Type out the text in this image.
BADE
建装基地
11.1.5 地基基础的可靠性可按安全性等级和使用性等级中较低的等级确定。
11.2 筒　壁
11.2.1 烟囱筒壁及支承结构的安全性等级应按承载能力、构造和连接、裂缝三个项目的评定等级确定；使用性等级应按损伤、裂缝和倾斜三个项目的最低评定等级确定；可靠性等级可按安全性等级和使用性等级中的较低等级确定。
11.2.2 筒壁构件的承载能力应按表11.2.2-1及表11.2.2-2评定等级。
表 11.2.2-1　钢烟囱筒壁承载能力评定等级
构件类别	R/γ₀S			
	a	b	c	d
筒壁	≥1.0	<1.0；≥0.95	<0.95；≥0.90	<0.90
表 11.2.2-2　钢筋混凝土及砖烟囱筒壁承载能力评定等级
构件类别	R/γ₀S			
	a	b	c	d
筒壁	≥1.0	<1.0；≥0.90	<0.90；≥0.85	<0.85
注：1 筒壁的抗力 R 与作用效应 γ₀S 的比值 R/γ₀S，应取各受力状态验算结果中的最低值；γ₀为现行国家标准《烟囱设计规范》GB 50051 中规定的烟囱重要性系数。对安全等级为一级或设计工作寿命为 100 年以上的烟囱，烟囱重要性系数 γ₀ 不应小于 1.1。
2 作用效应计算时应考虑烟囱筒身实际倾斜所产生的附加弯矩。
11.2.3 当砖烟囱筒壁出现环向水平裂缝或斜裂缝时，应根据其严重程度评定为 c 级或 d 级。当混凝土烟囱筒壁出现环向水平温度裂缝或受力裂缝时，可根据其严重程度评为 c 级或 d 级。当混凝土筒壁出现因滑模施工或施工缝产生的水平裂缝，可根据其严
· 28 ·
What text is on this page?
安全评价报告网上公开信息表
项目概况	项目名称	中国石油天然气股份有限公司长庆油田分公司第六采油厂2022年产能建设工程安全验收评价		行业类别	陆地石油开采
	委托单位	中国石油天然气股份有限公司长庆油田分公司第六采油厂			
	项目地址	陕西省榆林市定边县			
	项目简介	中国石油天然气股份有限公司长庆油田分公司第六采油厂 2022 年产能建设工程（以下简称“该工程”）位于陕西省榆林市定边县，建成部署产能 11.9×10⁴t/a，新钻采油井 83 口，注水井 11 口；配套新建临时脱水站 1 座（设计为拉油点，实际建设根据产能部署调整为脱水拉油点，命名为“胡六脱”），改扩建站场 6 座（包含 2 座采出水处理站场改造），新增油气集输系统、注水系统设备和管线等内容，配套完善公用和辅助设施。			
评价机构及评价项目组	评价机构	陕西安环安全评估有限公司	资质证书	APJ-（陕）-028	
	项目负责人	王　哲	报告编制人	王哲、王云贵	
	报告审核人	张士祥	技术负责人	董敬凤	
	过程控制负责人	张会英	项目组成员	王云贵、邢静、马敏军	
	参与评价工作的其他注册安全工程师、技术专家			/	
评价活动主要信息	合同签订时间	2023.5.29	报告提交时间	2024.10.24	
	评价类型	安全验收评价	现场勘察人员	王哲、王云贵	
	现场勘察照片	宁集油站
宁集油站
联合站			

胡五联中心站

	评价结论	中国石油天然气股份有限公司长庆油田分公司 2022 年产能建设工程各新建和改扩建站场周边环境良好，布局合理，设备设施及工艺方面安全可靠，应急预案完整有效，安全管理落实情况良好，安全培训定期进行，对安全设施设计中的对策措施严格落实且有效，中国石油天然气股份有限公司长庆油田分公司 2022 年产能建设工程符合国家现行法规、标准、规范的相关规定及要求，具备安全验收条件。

=======

● **GIVEN TASK**:
Identify the lines in the entries above that contain "this", then copy them out.

● **ANSWER TO THE PROBLEM**:
Type out the text in this image.
What text is on this page?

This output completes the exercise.